**MATERIAL FOR THIS TASK**
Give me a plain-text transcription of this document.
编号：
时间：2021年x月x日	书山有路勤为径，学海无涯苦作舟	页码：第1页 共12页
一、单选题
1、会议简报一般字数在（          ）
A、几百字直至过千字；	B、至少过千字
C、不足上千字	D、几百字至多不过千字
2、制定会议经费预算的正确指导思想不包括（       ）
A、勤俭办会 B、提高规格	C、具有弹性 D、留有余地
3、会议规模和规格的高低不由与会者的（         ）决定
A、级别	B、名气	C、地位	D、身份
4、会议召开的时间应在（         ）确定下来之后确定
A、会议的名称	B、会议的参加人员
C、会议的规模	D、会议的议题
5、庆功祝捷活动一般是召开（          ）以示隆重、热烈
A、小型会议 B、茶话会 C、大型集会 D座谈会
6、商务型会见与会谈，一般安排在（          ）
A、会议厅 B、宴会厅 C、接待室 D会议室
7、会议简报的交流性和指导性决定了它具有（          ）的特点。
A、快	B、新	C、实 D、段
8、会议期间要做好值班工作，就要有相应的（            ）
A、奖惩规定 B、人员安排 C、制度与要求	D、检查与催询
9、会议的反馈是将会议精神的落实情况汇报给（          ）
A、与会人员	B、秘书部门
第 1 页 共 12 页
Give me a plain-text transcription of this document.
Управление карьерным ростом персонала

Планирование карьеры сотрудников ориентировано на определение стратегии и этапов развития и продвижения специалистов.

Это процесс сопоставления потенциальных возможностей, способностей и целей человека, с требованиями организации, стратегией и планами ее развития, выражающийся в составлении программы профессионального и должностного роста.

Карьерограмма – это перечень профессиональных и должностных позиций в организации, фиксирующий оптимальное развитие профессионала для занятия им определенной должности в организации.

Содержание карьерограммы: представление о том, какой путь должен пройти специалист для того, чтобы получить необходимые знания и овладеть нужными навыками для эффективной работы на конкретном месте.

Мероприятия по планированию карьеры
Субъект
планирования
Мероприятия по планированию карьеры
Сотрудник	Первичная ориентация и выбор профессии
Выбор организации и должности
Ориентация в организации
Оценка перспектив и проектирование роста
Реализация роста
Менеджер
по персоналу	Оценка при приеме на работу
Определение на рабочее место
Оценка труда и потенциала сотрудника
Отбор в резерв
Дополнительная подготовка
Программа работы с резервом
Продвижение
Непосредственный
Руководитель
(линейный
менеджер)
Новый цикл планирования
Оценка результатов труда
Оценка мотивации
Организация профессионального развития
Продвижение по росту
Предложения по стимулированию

**EXERCISE DESCRIPTION**
Each line in the listing above either holds the string "Оценка" or does not; state how many do, giving the number only.

**FINAL RESULT**
5